━━━━━ RECORDS SUPPLIED ━━━━━

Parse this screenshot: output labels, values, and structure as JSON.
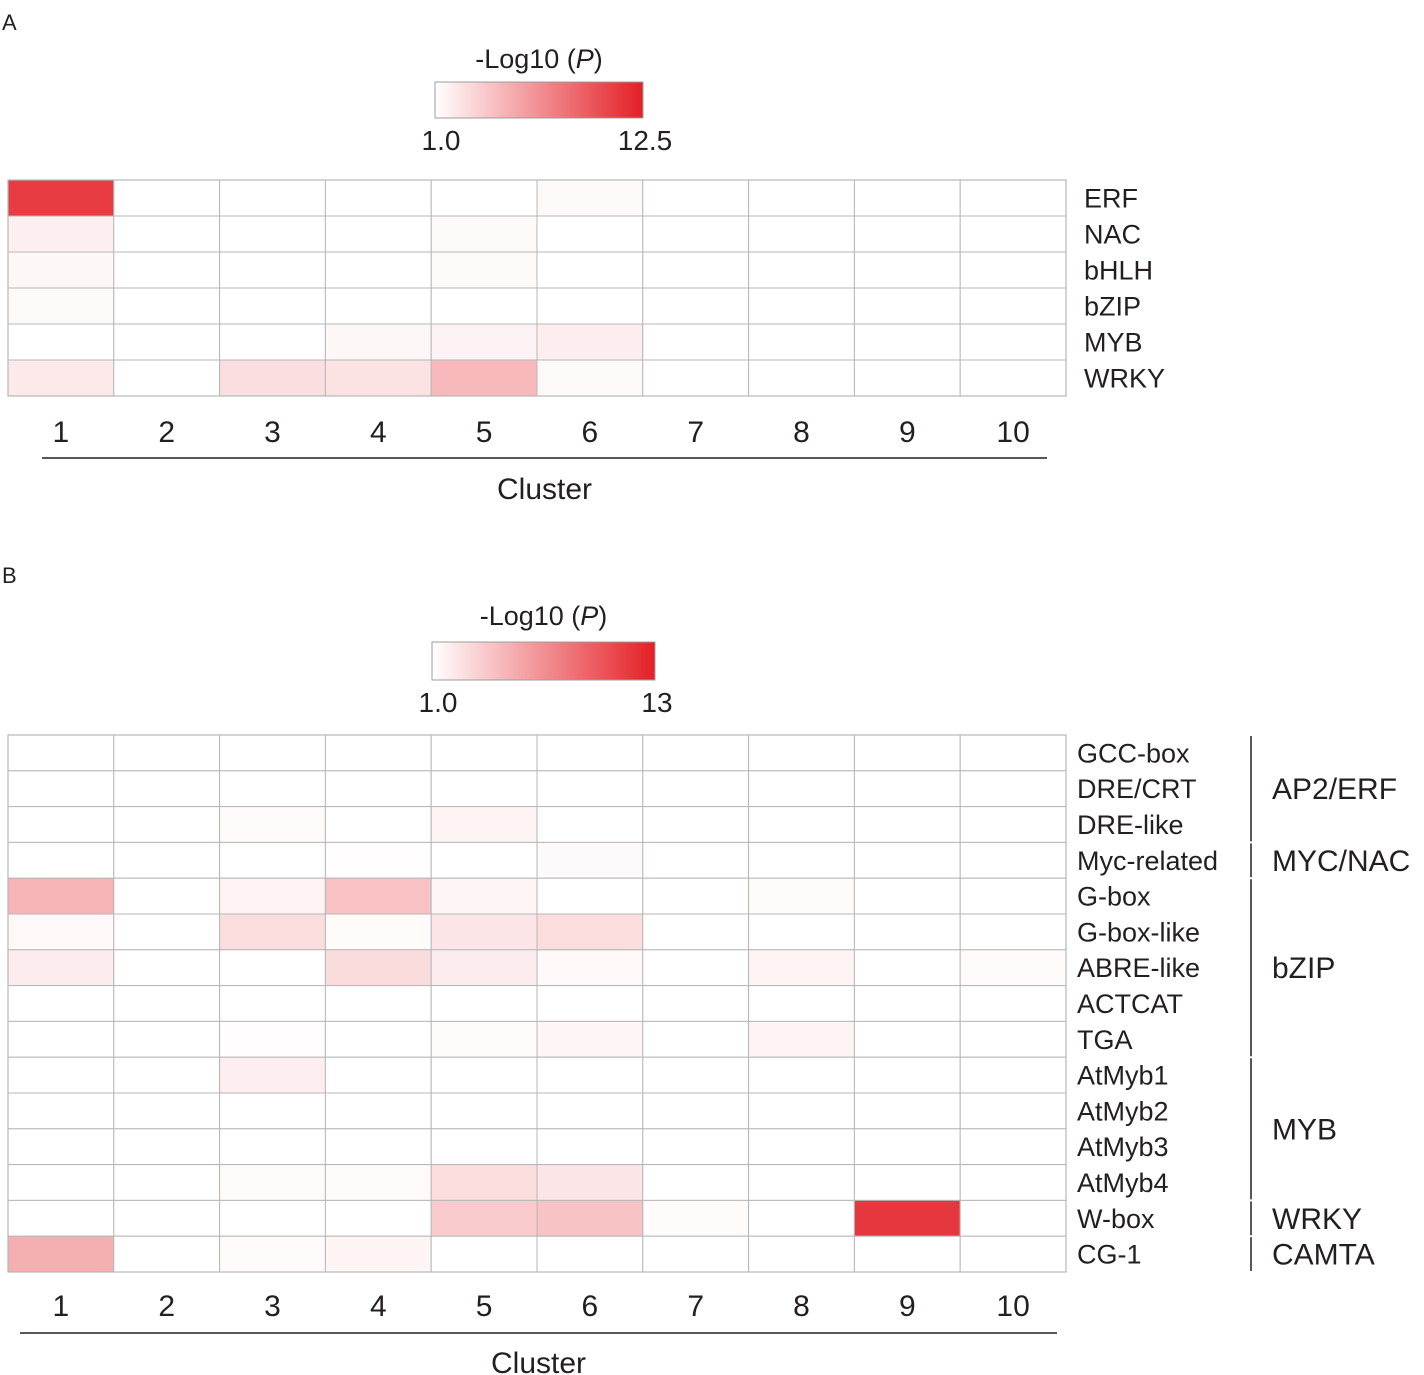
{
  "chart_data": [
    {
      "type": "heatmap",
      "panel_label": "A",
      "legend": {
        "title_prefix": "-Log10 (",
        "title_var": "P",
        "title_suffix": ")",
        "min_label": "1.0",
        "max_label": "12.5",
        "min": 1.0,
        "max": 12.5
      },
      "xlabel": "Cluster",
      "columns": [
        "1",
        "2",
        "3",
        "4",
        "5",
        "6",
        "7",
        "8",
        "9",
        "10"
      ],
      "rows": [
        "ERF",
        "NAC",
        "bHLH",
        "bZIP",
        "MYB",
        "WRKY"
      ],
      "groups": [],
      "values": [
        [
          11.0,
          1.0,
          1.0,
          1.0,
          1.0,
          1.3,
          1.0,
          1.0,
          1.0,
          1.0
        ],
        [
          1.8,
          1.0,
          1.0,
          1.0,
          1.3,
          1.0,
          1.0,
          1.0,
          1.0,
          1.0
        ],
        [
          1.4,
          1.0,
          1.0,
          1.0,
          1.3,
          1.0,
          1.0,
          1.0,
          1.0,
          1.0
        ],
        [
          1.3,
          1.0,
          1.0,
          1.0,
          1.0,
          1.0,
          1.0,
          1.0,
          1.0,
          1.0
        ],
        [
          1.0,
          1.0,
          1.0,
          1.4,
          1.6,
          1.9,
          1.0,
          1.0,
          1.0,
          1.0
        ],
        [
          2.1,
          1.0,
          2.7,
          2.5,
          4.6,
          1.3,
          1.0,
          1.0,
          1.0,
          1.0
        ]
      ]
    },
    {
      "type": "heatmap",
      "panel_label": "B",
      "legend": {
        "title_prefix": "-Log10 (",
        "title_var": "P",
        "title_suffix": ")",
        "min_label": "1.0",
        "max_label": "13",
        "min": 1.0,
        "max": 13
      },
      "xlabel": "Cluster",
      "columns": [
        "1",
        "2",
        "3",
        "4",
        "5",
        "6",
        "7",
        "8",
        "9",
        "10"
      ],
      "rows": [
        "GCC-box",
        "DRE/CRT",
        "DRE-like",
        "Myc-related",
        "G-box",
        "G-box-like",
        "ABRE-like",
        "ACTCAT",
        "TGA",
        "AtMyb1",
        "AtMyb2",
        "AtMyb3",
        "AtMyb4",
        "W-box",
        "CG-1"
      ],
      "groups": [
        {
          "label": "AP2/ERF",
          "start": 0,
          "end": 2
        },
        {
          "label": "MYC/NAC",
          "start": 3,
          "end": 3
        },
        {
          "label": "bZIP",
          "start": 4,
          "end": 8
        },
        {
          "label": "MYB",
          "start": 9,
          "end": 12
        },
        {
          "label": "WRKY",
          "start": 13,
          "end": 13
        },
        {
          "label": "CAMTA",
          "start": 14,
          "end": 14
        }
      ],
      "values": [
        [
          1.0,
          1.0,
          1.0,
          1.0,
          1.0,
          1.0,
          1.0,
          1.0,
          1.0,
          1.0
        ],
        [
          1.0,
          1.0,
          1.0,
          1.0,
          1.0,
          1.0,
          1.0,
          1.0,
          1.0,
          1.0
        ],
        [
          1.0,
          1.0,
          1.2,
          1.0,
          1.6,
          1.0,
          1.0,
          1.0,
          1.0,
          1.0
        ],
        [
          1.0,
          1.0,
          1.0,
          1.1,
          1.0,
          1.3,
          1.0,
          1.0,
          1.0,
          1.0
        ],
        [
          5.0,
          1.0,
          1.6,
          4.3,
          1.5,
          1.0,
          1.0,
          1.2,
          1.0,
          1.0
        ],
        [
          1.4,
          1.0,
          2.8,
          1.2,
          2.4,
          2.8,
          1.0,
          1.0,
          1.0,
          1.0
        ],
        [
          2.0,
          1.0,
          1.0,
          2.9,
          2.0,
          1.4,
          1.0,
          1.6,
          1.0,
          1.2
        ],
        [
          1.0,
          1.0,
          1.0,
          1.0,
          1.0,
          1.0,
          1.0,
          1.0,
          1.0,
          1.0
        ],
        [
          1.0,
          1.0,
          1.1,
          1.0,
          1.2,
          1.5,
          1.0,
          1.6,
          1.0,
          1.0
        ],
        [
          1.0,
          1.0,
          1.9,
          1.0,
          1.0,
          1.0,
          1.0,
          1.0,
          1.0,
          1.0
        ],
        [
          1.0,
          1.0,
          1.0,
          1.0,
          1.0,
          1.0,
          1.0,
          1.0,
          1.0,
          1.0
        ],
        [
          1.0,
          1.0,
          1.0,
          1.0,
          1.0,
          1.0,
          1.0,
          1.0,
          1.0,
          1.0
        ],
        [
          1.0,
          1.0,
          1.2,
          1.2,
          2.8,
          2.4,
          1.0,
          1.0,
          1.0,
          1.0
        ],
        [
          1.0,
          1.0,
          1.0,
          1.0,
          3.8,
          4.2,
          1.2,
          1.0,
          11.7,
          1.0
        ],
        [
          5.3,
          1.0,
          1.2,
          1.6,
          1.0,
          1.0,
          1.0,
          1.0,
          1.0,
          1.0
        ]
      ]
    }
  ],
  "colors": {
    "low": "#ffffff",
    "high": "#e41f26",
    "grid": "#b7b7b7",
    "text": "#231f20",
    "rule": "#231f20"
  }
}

━━━━━

■ PROBLEM DESCRIPTION
Each record above is to be restated exactly, with its pictures removed from the copy.

■ THE RESULT
Parse this screenshot: output labels, values, and structure as JSON.
{
  "chart_data": [
    {
      "type": "heatmap",
      "panel_label": "A",
      "legend": {
        "title_prefix": "-Log10 (",
        "title_var": "P",
        "title_suffix": ")",
        "min_label": "1.0",
        "max_label": "12.5",
        "min": 1.0,
        "max": 12.5
      },
      "xlabel": "Cluster",
      "columns": [
        "1",
        "2",
        "3",
        "4",
        "5",
        "6",
        "7",
        "8",
        "9",
        "10"
      ],
      "rows": [
        "ERF",
        "NAC",
        "bHLH",
        "bZIP",
        "MYB",
        "WRKY"
      ],
      "groups": [],
      "values": [
        [
          11.0,
          1.0,
          1.0,
          1.0,
          1.0,
          1.3,
          1.0,
          1.0,
          1.0,
          1.0
        ],
        [
          1.8,
          1.0,
          1.0,
          1.0,
          1.3,
          1.0,
          1.0,
          1.0,
          1.0,
          1.0
        ],
        [
          1.4,
          1.0,
          1.0,
          1.0,
          1.3,
          1.0,
          1.0,
          1.0,
          1.0,
          1.0
        ],
        [
          1.3,
          1.0,
          1.0,
          1.0,
          1.0,
          1.0,
          1.0,
          1.0,
          1.0,
          1.0
        ],
        [
          1.0,
          1.0,
          1.0,
          1.4,
          1.6,
          1.9,
          1.0,
          1.0,
          1.0,
          1.0
        ],
        [
          2.1,
          1.0,
          2.7,
          2.5,
          4.6,
          1.3,
          1.0,
          1.0,
          1.0,
          1.0
        ]
      ]
    },
    {
      "type": "heatmap",
      "panel_label": "B",
      "legend": {
        "title_prefix": "-Log10 (",
        "title_var": "P",
        "title_suffix": ")",
        "min_label": "1.0",
        "max_label": "13",
        "min": 1.0,
        "max": 13
      },
      "xlabel": "Cluster",
      "columns": [
        "1",
        "2",
        "3",
        "4",
        "5",
        "6",
        "7",
        "8",
        "9",
        "10"
      ],
      "rows": [
        "GCC-box",
        "DRE/CRT",
        "DRE-like",
        "Myc-related",
        "G-box",
        "G-box-like",
        "ABRE-like",
        "ACTCAT",
        "TGA",
        "AtMyb1",
        "AtMyb2",
        "AtMyb3",
        "AtMyb4",
        "W-box",
        "CG-1"
      ],
      "groups": [
        {
          "label": "AP2/ERF",
          "start": 0,
          "end": 2
        },
        {
          "label": "MYC/NAC",
          "start": 3,
          "end": 3
        },
        {
          "label": "bZIP",
          "start": 4,
          "end": 8
        },
        {
          "label": "MYB",
          "start": 9,
          "end": 12
        },
        {
          "label": "WRKY",
          "start": 13,
          "end": 13
        },
        {
          "label": "CAMTA",
          "start": 14,
          "end": 14
        }
      ],
      "values": [
        [
          1.0,
          1.0,
          1.0,
          1.0,
          1.0,
          1.0,
          1.0,
          1.0,
          1.0,
          1.0
        ],
        [
          1.0,
          1.0,
          1.0,
          1.0,
          1.0,
          1.0,
          1.0,
          1.0,
          1.0,
          1.0
        ],
        [
          1.0,
          1.0,
          1.2,
          1.0,
          1.6,
          1.0,
          1.0,
          1.0,
          1.0,
          1.0
        ],
        [
          1.0,
          1.0,
          1.0,
          1.1,
          1.0,
          1.3,
          1.0,
          1.0,
          1.0,
          1.0
        ],
        [
          5.0,
          1.0,
          1.6,
          4.3,
          1.5,
          1.0,
          1.0,
          1.2,
          1.0,
          1.0
        ],
        [
          1.4,
          1.0,
          2.8,
          1.2,
          2.4,
          2.8,
          1.0,
          1.0,
          1.0,
          1.0
        ],
        [
          2.0,
          1.0,
          1.0,
          2.9,
          2.0,
          1.4,
          1.0,
          1.6,
          1.0,
          1.2
        ],
        [
          1.0,
          1.0,
          1.0,
          1.0,
          1.0,
          1.0,
          1.0,
          1.0,
          1.0,
          1.0
        ],
        [
          1.0,
          1.0,
          1.1,
          1.0,
          1.2,
          1.5,
          1.0,
          1.6,
          1.0,
          1.0
        ],
        [
          1.0,
          1.0,
          1.9,
          1.0,
          1.0,
          1.0,
          1.0,
          1.0,
          1.0,
          1.0
        ],
        [
          1.0,
          1.0,
          1.0,
          1.0,
          1.0,
          1.0,
          1.0,
          1.0,
          1.0,
          1.0
        ],
        [
          1.0,
          1.0,
          1.0,
          1.0,
          1.0,
          1.0,
          1.0,
          1.0,
          1.0,
          1.0
        ],
        [
          1.0,
          1.0,
          1.2,
          1.2,
          2.8,
          2.4,
          1.0,
          1.0,
          1.0,
          1.0
        ],
        [
          1.0,
          1.0,
          1.0,
          1.0,
          3.8,
          4.2,
          1.2,
          1.0,
          11.7,
          1.0
        ],
        [
          5.3,
          1.0,
          1.2,
          1.6,
          1.0,
          1.0,
          1.0,
          1.0,
          1.0,
          1.0
        ]
      ]
    }
  ],
  "colors": {
    "low": "#ffffff",
    "high": "#e41f26",
    "grid": "#b7b7b7",
    "text": "#231f20",
    "rule": "#231f20"
  }
}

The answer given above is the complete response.